begin Data for this task

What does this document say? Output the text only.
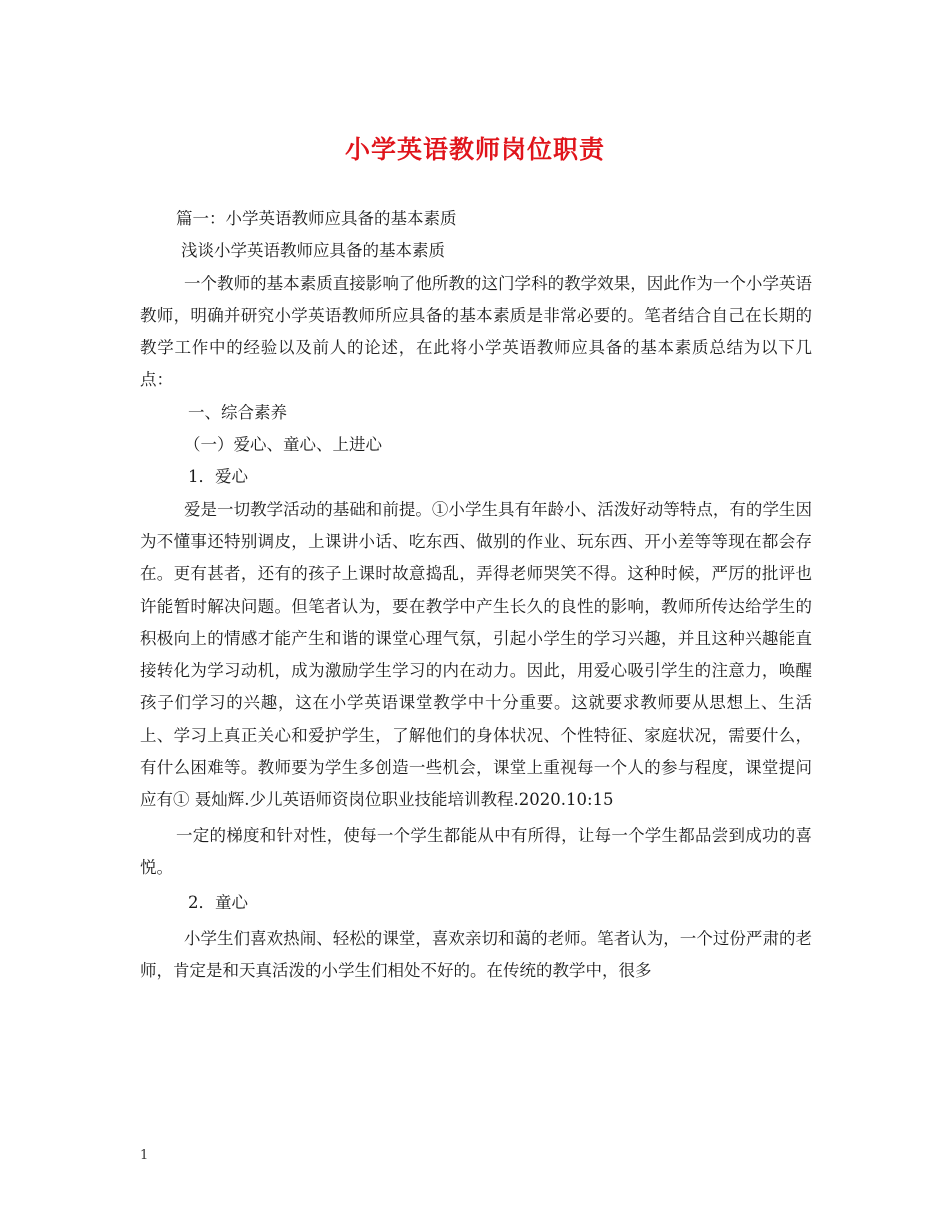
小学英语教师岗位职责

篇一：小学英语教师应具备的基本素质

浅谈小学英语教师应具备的基本素质

一个教师的基本素质直接影响了他所教的这门学科的教学效果，因此作为一个小学英语教师，明确并研究小学英语教师所应具备的基本素质是非常必要的。笔者结合自己在长期的教学工作中的经验以及前人的论述，在此将小学英语教师应具备的基本素质总结为以下几点：

一、综合素养

（一）爱心、童心、上进心

1．爱心

爱是一切教学活动的基础和前提。①小学生具有年龄小、活泼好动等特点，有的学生因为不懂事还特别调皮，上课讲小话、吃东西、做别的作业、玩东西、开小差等等现在都会存在。更有甚者，还有的孩子上课时故意捣乱，弄得老师哭笑不得。这种时候，严厉的批评也许能暂时解决问题。但笔者认为，要在教学中产生长久的良性的影响，教师所传达给学生的积极向上的情感才能产生和谐的课堂心理气氛，引起小学生的学习兴趣，并且这种兴趣能直接转化为学习动机，成为激励学生学习的内在动力。因此，用爱心吸引学生的注意力，唤醒孩子们学习的兴趣，这在小学英语课堂教学中十分重要。这就要求教师要从思想上、生活上、学习上真正关心和爱护学生，了解他们的身体状况、个性特征、家庭状况，需要什么，有什么困难等。教师要为学生多创造一些机会，课堂上重视每一个人的参与程度，课堂提问应有① 聂灿辉.少儿英语师资岗位职业技能培训教程.2020.10:15

一定的梯度和针对性，使每一个学生都能从中有所得，让每一个学生都品尝到成功的喜悦。

2．童心

小学生们喜欢热闹、轻松的课堂，喜欢亲切和蔼的老师。笔者认为，一个过份严肃的老师，肯定是和天真活泼的小学生们相处不好的。在传统的教学中，很多

1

end Data for this task

Pictures are to be left out; repeat all the remaining data exactly.

What does this document say? Output the text only.
小学英语教师岗位职责

篇一：小学英语教师应具备的基本素质

浅谈小学英语教师应具备的基本素质

一个教师的基本素质直接影响了他所教的这门学科的教学效果，因此作为一个小学英语教师，明确并研究小学英语教师所应具备的基本素质是非常必要的。笔者结合自己在长期的教学工作中的经验以及前人的论述，在此将小学英语教师应具备的基本素质总结为以下几点：

一、综合素养

（一）爱心、童心、上进心

1．爱心

爱是一切教学活动的基础和前提。①小学生具有年龄小、活泼好动等特点，有的学生因为不懂事还特别调皮，上课讲小话、吃东西、做别的作业、玩东西、开小差等等现在都会存在。更有甚者，还有的孩子上课时故意捣乱，弄得老师哭笑不得。这种时候，严厉的批评也许能暂时解决问题。但笔者认为，要在教学中产生长久的良性的影响，教师所传达给学生的积极向上的情感才能产生和谐的课堂心理气氛，引起小学生的学习兴趣，并且这种兴趣能直接转化为学习动机，成为激励学生学习的内在动力。因此，用爱心吸引学生的注意力，唤醒孩子们学习的兴趣，这在小学英语课堂教学中十分重要。这就要求教师要从思想上、生活上、学习上真正关心和爱护学生，了解他们的身体状况、个性特征、家庭状况，需要什么，有什么困难等。教师要为学生多创造一些机会，课堂上重视每一个人的参与程度，课堂提问应有① 聂灿辉.少儿英语师资岗位职业技能培训教程.2020.10:15

一定的梯度和针对性，使每一个学生都能从中有所得，让每一个学生都品尝到成功的喜悦。

2．童心

小学生们喜欢热闹、轻松的课堂，喜欢亲切和蔼的老师。笔者认为，一个过份严肃的老师，肯定是和天真活泼的小学生们相处不好的。在传统的教学中，很多

1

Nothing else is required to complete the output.